▶ Task to carry out
Each line of the material below should be reproduced exactly.

▶ Entries provided

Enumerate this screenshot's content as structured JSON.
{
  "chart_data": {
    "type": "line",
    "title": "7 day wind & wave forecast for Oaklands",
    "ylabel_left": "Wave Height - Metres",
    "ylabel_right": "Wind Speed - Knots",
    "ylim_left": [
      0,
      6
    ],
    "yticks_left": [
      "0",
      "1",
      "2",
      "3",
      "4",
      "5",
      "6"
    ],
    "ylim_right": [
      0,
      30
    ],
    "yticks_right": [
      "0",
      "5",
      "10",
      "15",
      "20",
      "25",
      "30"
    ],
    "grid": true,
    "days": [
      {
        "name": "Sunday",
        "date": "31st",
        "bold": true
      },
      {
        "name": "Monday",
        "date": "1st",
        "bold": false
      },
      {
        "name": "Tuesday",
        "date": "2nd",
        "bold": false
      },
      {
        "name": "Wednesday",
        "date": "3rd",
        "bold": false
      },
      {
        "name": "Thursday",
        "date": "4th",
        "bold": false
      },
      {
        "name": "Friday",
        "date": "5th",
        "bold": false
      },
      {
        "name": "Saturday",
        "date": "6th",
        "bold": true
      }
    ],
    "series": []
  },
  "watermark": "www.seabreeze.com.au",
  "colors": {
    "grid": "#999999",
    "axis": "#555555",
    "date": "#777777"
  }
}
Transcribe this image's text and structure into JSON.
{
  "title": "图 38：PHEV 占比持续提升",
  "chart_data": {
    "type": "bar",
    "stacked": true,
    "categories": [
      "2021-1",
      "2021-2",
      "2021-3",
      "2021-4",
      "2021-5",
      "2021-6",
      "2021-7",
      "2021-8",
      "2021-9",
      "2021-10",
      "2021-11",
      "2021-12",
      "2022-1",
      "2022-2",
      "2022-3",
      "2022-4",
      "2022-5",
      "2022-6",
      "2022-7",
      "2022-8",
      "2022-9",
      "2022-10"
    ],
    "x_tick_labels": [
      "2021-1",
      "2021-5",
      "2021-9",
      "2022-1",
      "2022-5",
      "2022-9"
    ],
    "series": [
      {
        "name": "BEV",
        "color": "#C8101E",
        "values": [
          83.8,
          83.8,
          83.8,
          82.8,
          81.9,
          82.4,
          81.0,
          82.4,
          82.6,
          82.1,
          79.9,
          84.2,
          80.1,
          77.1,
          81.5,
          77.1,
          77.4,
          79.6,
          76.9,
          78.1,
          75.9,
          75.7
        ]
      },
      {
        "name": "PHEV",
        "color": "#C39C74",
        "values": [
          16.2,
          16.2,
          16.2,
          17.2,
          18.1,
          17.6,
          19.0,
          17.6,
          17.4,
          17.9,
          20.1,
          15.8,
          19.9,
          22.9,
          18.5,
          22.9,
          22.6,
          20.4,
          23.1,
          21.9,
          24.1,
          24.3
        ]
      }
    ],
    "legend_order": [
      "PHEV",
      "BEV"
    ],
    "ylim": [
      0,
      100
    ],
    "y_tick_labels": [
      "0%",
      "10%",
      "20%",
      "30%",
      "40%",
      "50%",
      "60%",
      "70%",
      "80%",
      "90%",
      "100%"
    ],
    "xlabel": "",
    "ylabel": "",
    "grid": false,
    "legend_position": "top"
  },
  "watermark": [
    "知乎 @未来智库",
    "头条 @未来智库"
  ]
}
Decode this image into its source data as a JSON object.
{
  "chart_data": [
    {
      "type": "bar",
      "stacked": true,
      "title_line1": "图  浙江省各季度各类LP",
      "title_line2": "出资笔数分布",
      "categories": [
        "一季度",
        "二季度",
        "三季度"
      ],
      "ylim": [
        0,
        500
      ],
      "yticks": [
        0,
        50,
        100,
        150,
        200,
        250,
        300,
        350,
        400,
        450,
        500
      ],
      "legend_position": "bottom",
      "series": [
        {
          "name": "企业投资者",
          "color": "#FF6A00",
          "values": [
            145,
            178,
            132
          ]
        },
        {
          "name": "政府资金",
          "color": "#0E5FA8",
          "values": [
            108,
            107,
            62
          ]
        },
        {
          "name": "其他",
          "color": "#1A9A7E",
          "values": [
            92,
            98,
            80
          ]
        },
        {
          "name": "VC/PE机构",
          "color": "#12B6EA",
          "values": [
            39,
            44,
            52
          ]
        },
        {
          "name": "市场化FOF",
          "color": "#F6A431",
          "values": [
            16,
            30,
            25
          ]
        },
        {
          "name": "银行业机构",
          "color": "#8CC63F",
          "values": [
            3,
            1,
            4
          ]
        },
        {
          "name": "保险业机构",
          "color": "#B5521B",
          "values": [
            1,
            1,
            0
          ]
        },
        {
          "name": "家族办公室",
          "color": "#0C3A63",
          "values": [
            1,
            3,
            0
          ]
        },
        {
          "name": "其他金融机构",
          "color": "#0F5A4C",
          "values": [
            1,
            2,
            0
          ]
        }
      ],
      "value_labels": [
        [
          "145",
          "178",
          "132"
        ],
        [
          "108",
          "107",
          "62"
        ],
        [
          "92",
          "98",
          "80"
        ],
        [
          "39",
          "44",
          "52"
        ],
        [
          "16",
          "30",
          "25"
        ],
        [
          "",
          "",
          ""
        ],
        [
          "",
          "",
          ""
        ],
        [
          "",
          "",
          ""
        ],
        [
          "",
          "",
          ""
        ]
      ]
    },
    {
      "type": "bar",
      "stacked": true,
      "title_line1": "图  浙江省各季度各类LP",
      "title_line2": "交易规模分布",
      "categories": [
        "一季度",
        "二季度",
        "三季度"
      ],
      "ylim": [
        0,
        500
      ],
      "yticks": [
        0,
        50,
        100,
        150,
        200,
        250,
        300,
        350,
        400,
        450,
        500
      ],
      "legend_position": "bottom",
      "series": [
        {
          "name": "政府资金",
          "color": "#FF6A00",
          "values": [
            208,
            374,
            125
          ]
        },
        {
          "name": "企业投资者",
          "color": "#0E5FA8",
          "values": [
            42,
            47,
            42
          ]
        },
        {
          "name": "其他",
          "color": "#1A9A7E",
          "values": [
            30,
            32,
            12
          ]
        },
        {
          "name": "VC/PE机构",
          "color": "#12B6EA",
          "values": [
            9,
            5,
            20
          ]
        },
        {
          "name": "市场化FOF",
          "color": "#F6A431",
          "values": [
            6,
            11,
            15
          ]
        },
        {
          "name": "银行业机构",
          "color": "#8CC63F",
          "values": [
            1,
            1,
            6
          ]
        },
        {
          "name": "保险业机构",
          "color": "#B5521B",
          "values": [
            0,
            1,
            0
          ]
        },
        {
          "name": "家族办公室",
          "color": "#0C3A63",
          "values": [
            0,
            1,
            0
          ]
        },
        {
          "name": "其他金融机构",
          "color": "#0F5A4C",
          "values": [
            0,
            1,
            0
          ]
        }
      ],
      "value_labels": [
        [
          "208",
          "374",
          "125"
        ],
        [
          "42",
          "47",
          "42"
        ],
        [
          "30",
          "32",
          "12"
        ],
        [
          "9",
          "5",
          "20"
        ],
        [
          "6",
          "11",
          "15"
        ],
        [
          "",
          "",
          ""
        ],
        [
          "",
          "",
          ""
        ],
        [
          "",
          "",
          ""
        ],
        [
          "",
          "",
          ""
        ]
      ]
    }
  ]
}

▶ Output for this exercise
Enumerate this screenshot's content as structured JSON.
{
  "chart_data": {
    "type": "line",
    "title": "7 day wind & wave forecast for Oaklands",
    "ylabel_left": "Wave Height - Metres",
    "ylabel_right": "Wind Speed - Knots",
    "ylim_left": [
      0,
      6
    ],
    "yticks_left": [
      "0",
      "1",
      "2",
      "3",
      "4",
      "5",
      "6"
    ],
    "ylim_right": [
      0,
      30
    ],
    "yticks_right": [
      "0",
      "5",
      "10",
      "15",
      "20",
      "25",
      "30"
    ],
    "grid": true,
    "days": [
      {
        "name": "Sunday",
        "date": "31st",
        "bold": true
      },
      {
        "name": "Monday",
        "date": "1st",
        "bold": false
      },
      {
        "name": "Tuesday",
        "date": "2nd",
        "bold": false
      },
      {
        "name": "Wednesday",
        "date": "3rd",
        "bold": false
      },
      {
        "name": "Thursday",
        "date": "4th",
        "bold": false
      },
      {
        "name": "Friday",
        "date": "5th",
        "bold": false
      },
      {
        "name": "Saturday",
        "date": "6th",
        "bold": true
      }
    ],
    "series": []
  },
  "watermark": "www.seabreeze.com.au",
  "colors": {
    "grid": "#999999",
    "axis": "#555555",
    "date": "#777777"
  }
}
Transcribe this image's text and structure into JSON.
{
  "title": "图 38：PHEV 占比持续提升",
  "chart_data": {
    "type": "bar",
    "stacked": true,
    "categories": [
      "2021-1",
      "2021-2",
      "2021-3",
      "2021-4",
      "2021-5",
      "2021-6",
      "2021-7",
      "2021-8",
      "2021-9",
      "2021-10",
      "2021-11",
      "2021-12",
      "2022-1",
      "2022-2",
      "2022-3",
      "2022-4",
      "2022-5",
      "2022-6",
      "2022-7",
      "2022-8",
      "2022-9",
      "2022-10"
    ],
    "x_tick_labels": [
      "2021-1",
      "2021-5",
      "2021-9",
      "2022-1",
      "2022-5",
      "2022-9"
    ],
    "series": [
      {
        "name": "BEV",
        "color": "#C8101E",
        "values": [
          83.8,
          83.8,
          83.8,
          82.8,
          81.9,
          82.4,
          81.0,
          82.4,
          82.6,
          82.1,
          79.9,
          84.2,
          80.1,
          77.1,
          81.5,
          77.1,
          77.4,
          79.6,
          76.9,
          78.1,
          75.9,
          75.7
        ]
      },
      {
        "name": "PHEV",
        "color": "#C39C74",
        "values": [
          16.2,
          16.2,
          16.2,
          17.2,
          18.1,
          17.6,
          19.0,
          17.6,
          17.4,
          17.9,
          20.1,
          15.8,
          19.9,
          22.9,
          18.5,
          22.9,
          22.6,
          20.4,
          23.1,
          21.9,
          24.1,
          24.3
        ]
      }
    ],
    "legend_order": [
      "PHEV",
      "BEV"
    ],
    "ylim": [
      0,
      100
    ],
    "y_tick_labels": [
      "0%",
      "10%",
      "20%",
      "30%",
      "40%",
      "50%",
      "60%",
      "70%",
      "80%",
      "90%",
      "100%"
    ],
    "xlabel": "",
    "ylabel": "",
    "grid": false,
    "legend_position": "top"
  },
  "watermark": [
    "知乎 @未来智库",
    "头条 @未来智库"
  ]
}
Decode this image into its source data as a JSON object.
{
  "chart_data": [
    {
      "type": "bar",
      "stacked": true,
      "title_line1": "图  浙江省各季度各类LP",
      "title_line2": "出资笔数分布",
      "categories": [
        "一季度",
        "二季度",
        "三季度"
      ],
      "ylim": [
        0,
        500
      ],
      "yticks": [
        0,
        50,
        100,
        150,
        200,
        250,
        300,
        350,
        400,
        450,
        500
      ],
      "legend_position": "bottom",
      "series": [
        {
          "name": "企业投资者",
          "color": "#FF6A00",
          "values": [
            145,
            178,
            132
          ]
        },
        {
          "name": "政府资金",
          "color": "#0E5FA8",
          "values": [
            108,
            107,
            62
          ]
        },
        {
          "name": "其他",
          "color": "#1A9A7E",
          "values": [
            92,
            98,
            80
          ]
        },
        {
          "name": "VC/PE机构",
          "color": "#12B6EA",
          "values": [
            39,
            44,
            52
          ]
        },
        {
          "name": "市场化FOF",
          "color": "#F6A431",
          "values": [
            16,
            30,
            25
          ]
        },
        {
          "name": "银行业机构",
          "color": "#8CC63F",
          "values": [
            3,
            1,
            4
          ]
        },
        {
          "name": "保险业机构",
          "color": "#B5521B",
          "values": [
            1,
            1,
            0
          ]
        },
        {
          "name": "家族办公室",
          "color": "#0C3A63",
          "values": [
            1,
            3,
            0
          ]
        },
        {
          "name": "其他金融机构",
          "color": "#0F5A4C",
          "values": [
            1,
            2,
            0
          ]
        }
      ],
      "value_labels": [
        [
          "145",
          "178",
          "132"
        ],
        [
          "108",
          "107",
          "62"
        ],
        [
          "92",
          "98",
          "80"
        ],
        [
          "39",
          "44",
          "52"
        ],
        [
          "16",
          "30",
          "25"
        ],
        [
          "",
          "",
          ""
        ],
        [
          "",
          "",
          ""
        ],
        [
          "",
          "",
          ""
        ],
        [
          "",
          "",
          ""
        ]
      ]
    },
    {
      "type": "bar",
      "stacked": true,
      "title_line1": "图  浙江省各季度各类LP",
      "title_line2": "交易规模分布",
      "categories": [
        "一季度",
        "二季度",
        "三季度"
      ],
      "ylim": [
        0,
        500
      ],
      "yticks": [
        0,
        50,
        100,
        150,
        200,
        250,
        300,
        350,
        400,
        450,
        500
      ],
      "legend_position": "bottom",
      "series": [
        {
          "name": "政府资金",
          "color": "#FF6A00",
          "values": [
            208,
            374,
            125
          ]
        },
        {
          "name": "企业投资者",
          "color": "#0E5FA8",
          "values": [
            42,
            47,
            42
          ]
        },
        {
          "name": "其他",
          "color": "#1A9A7E",
          "values": [
            30,
            32,
            12
          ]
        },
        {
          "name": "VC/PE机构",
          "color": "#12B6EA",
          "values": [
            9,
            5,
            20
          ]
        },
        {
          "name": "市场化FOF",
          "color": "#F6A431",
          "values": [
            6,
            11,
            15
          ]
        },
        {
          "name": "银行业机构",
          "color": "#8CC63F",
          "values": [
            1,
            1,
            6
          ]
        },
        {
          "name": "保险业机构",
          "color": "#B5521B",
          "values": [
            0,
            1,
            0
          ]
        },
        {
          "name": "家族办公室",
          "color": "#0C3A63",
          "values": [
            0,
            1,
            0
          ]
        },
        {
          "name": "其他金融机构",
          "color": "#0F5A4C",
          "values": [
            0,
            1,
            0
          ]
        }
      ],
      "value_labels": [
        [
          "208",
          "374",
          "125"
        ],
        [
          "42",
          "47",
          "42"
        ],
        [
          "30",
          "32",
          "12"
        ],
        [
          "9",
          "5",
          "20"
        ],
        [
          "6",
          "11",
          "15"
        ],
        [
          "",
          "",
          ""
        ],
        [
          "",
          "",
          ""
        ],
        [
          "",
          "",
          ""
        ],
        [
          "",
          "",
          ""
        ]
      ]
    }
  ]
}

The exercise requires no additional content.